Records for the task:
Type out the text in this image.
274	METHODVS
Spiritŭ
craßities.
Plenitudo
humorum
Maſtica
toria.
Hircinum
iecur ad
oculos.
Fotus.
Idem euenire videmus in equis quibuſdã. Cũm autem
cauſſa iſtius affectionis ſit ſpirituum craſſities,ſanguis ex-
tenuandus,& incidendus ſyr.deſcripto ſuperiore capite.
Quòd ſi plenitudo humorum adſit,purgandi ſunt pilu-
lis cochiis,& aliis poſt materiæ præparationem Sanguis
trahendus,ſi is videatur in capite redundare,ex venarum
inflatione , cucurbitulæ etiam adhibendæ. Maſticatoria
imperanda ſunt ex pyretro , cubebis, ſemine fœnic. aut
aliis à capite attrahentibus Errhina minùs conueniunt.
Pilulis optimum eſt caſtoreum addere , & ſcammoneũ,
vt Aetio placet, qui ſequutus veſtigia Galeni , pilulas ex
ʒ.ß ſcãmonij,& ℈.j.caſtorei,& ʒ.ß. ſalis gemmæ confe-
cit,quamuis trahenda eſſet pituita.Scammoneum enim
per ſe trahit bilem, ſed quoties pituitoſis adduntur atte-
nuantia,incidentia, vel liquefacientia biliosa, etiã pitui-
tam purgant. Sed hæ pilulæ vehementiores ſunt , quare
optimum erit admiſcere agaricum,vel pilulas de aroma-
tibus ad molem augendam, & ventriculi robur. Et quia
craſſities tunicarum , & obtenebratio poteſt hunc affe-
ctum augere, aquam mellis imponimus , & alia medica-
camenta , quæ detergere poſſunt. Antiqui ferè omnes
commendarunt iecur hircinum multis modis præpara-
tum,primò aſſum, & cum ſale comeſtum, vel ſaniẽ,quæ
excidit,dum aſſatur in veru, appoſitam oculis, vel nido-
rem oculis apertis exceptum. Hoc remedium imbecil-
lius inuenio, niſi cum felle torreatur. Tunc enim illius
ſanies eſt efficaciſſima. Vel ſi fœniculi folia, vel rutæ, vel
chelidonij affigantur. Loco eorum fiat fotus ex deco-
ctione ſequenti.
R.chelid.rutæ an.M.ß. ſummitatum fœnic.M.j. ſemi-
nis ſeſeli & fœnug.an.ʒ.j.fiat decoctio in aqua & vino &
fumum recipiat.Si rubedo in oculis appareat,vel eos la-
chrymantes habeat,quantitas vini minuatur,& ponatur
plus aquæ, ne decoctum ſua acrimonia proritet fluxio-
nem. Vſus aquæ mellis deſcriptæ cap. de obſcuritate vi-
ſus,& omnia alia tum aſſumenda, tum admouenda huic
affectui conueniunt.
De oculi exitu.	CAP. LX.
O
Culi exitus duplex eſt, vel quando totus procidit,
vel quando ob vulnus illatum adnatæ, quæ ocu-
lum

What is required:
Retype the listing exactly, in full.

Problem solution:
Type out the text in this image.
274	METHODVS
Spiritŭ
craßities.
Plenitudo
humorum
Maſtica
toria.
Hircinum
iecur ad
oculos.
Fotus.
Idem euenire videmus in equis quibuſdã. Cũm autem
cauſſa iſtius affectionis ſit ſpirituum craſſities,ſanguis ex-
tenuandus,& incidendus ſyr.deſcripto ſuperiore capite.
Quòd ſi plenitudo humorum adſit,purgandi ſunt pilu-
lis cochiis,& aliis poſt materiæ præparationem Sanguis
trahendus,ſi is videatur in capite redundare,ex venarum
inflatione , cucurbitulæ etiam adhibendæ. Maſticatoria
imperanda ſunt ex pyretro , cubebis, ſemine fœnic. aut
aliis à capite attrahentibus Errhina minùs conueniunt.
Pilulis optimum eſt caſtoreum addere , & ſcammoneũ,
vt Aetio placet, qui ſequutus veſtigia Galeni , pilulas ex
ʒ.ß ſcãmonij,& ℈.j.caſtorei,& ʒ.ß. ſalis gemmæ confe-
cit,quamuis trahenda eſſet pituita.Scammoneum enim
per ſe trahit bilem, ſed quoties pituitoſis adduntur atte-
nuantia,incidentia, vel liquefacientia biliosa, etiã pitui-
tam purgant. Sed hæ pilulæ vehementiores ſunt , quare
optimum erit admiſcere agaricum,vel pilulas de aroma-
tibus ad molem augendam, & ventriculi robur. Et quia
craſſities tunicarum , & obtenebratio poteſt hunc affe-
ctum augere, aquam mellis imponimus , & alia medica-
camenta , quæ detergere poſſunt. Antiqui ferè omnes
commendarunt iecur hircinum multis modis præpara-
tum,primò aſſum, & cum ſale comeſtum, vel ſaniẽ,quæ
excidit,dum aſſatur in veru, appoſitam oculis, vel nido-
rem oculis apertis exceptum. Hoc remedium imbecil-
lius inuenio, niſi cum felle torreatur. Tunc enim illius
ſanies eſt efficaciſſima. Vel ſi fœniculi folia, vel rutæ, vel
chelidonij affigantur. Loco eorum fiat fotus ex deco-
ctione ſequenti.
R.chelid.rutæ an.M.ß. ſummitatum fœnic.M.j. ſemi-
nis ſeſeli & fœnug.an.ʒ.j.fiat decoctio in aqua & vino &
fumum recipiat.Si rubedo in oculis appareat,vel eos la-
chrymantes habeat,quantitas vini minuatur,& ponatur
plus aquæ, ne decoctum ſua acrimonia proritet fluxio-
nem. Vſus aquæ mellis deſcriptæ cap. de obſcuritate vi-
ſus,& omnia alia tum aſſumenda, tum admouenda huic
affectui conueniunt.
De oculi exitu.	CAP. LX.
O
Culi exitus duplex eſt, vel quando totus procidit,
vel quando ob vulnus illatum adnatæ, quæ ocu-
lum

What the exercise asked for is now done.